[Rows from a figure dataset]
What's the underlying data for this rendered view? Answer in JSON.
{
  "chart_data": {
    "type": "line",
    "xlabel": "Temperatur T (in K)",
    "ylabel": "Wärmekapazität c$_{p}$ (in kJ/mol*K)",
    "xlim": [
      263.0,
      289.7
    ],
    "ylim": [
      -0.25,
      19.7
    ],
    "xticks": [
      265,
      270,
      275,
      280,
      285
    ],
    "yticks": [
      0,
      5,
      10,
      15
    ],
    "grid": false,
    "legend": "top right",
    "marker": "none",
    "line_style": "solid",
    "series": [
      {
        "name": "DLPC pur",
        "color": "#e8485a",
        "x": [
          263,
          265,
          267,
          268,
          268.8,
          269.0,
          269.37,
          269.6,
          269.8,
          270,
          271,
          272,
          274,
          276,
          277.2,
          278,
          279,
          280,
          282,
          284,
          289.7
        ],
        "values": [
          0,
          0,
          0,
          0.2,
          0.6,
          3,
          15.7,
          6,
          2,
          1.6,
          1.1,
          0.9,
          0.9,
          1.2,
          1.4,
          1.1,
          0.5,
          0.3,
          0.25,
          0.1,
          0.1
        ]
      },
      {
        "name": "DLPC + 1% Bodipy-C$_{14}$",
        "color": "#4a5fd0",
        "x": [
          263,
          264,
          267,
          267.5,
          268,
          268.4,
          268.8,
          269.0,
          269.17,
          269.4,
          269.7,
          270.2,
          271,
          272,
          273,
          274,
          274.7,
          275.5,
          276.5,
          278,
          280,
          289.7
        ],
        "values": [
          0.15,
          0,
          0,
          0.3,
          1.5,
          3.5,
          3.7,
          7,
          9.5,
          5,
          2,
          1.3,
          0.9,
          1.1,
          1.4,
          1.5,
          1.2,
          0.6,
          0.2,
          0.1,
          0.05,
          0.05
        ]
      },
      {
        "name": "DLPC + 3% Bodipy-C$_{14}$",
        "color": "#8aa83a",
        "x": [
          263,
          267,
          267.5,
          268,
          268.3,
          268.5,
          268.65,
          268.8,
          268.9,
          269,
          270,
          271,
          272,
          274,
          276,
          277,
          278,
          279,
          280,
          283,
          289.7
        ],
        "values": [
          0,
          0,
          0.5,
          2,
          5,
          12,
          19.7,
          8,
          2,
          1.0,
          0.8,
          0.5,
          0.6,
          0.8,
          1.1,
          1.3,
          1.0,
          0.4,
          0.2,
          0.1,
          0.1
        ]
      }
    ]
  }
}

---

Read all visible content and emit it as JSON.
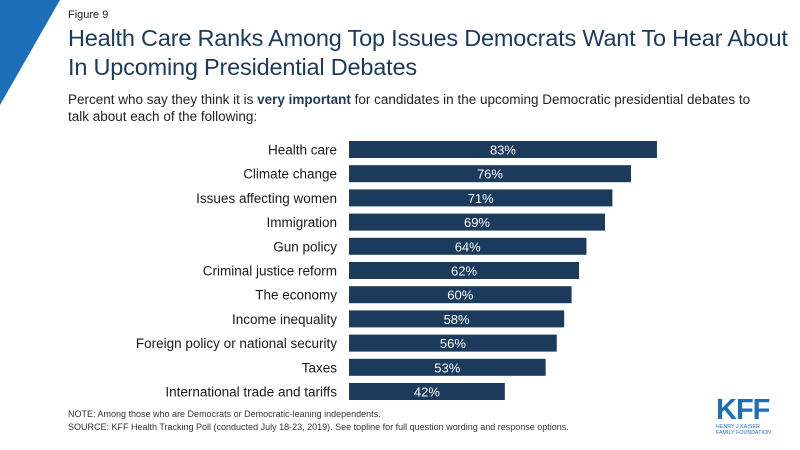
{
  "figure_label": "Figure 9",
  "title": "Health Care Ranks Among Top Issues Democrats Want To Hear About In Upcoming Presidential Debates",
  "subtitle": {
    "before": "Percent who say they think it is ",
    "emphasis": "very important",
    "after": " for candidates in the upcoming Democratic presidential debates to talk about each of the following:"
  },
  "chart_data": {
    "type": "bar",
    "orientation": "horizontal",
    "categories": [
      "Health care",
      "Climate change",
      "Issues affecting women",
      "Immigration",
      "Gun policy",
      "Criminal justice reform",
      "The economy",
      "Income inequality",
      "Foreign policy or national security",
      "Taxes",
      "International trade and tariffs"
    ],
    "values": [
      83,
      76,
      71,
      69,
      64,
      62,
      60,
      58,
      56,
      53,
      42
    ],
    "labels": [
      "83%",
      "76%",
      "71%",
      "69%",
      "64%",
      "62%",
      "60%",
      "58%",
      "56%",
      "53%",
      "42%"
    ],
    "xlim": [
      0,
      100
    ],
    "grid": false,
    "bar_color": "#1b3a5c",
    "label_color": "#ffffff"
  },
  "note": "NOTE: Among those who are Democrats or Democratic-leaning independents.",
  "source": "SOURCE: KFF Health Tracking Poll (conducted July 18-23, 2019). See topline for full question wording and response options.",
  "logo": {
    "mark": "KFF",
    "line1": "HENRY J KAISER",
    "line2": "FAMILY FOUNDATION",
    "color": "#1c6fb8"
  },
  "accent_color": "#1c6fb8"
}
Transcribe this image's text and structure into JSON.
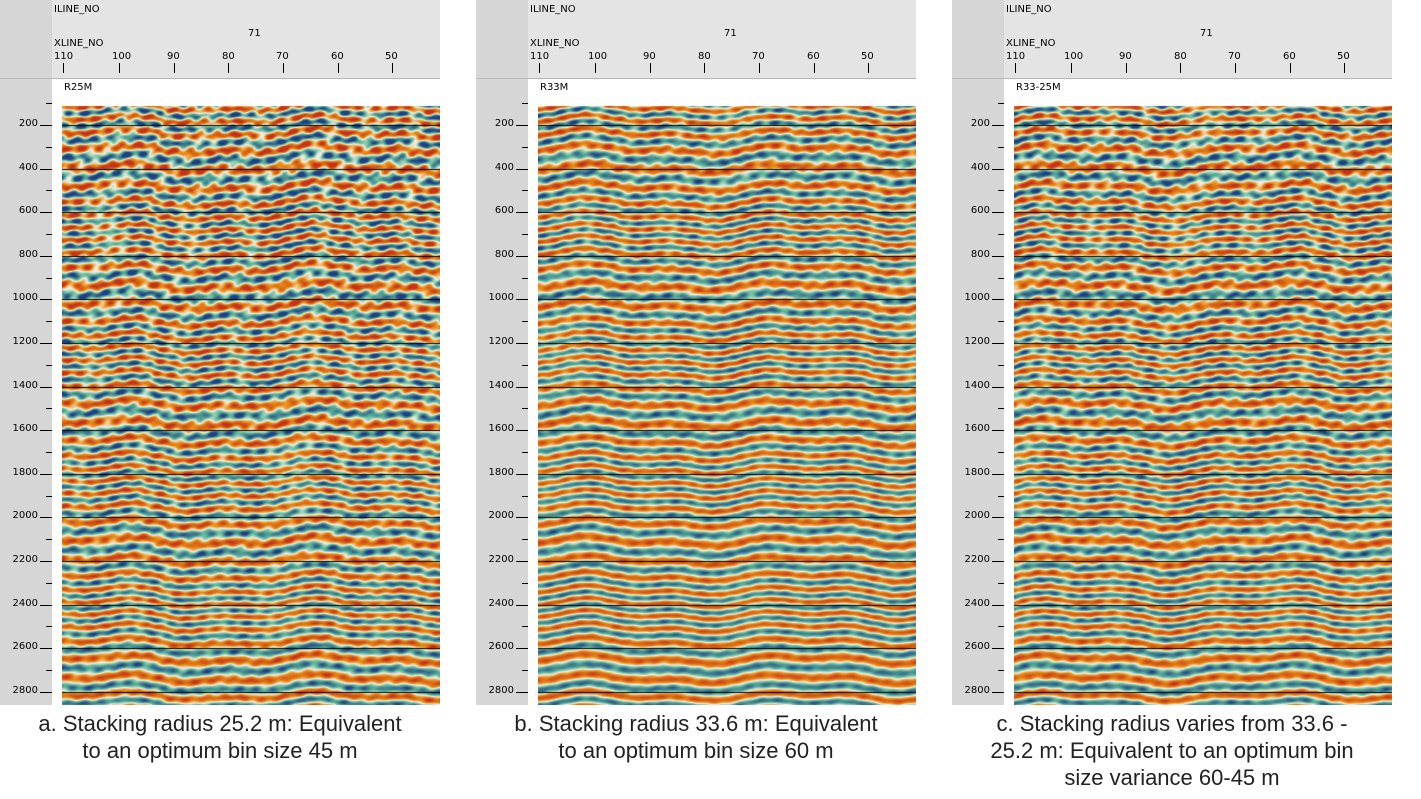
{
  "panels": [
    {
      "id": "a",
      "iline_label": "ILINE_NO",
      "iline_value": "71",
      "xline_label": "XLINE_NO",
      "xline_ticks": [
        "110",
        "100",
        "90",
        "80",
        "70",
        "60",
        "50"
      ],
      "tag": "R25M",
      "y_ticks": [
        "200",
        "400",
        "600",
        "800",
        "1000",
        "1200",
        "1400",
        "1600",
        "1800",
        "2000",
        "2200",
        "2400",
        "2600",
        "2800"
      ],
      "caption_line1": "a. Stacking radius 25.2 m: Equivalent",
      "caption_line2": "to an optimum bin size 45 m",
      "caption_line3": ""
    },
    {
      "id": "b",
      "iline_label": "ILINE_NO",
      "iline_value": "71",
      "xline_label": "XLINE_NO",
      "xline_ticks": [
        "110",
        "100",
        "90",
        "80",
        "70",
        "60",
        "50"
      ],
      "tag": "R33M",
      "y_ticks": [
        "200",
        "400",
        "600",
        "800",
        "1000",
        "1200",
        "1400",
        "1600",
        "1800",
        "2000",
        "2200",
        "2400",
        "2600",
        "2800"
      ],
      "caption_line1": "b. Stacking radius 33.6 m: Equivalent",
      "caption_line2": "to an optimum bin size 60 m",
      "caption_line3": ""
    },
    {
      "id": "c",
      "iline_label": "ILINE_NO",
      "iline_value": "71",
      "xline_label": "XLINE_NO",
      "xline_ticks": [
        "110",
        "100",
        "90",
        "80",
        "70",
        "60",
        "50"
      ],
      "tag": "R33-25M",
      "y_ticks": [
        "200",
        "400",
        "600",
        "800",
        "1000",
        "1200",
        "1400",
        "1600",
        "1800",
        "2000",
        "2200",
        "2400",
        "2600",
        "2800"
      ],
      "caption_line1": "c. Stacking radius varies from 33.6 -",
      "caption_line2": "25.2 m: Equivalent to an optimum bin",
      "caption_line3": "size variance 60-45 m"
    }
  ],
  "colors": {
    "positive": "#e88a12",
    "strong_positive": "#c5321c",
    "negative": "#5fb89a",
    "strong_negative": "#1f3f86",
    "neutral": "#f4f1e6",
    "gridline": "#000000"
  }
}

§ **What is expected**
Gather up every line in the data above that contains the word "Among", copying each one.

§ **Task answer**
  "title": "Health Care Ranks Among Top Issues Democrats Want To Hear About In Upcoming Presidential Debates",
  "note": "NOTE: Among those who are Democrats or Democratic-leaning independents.",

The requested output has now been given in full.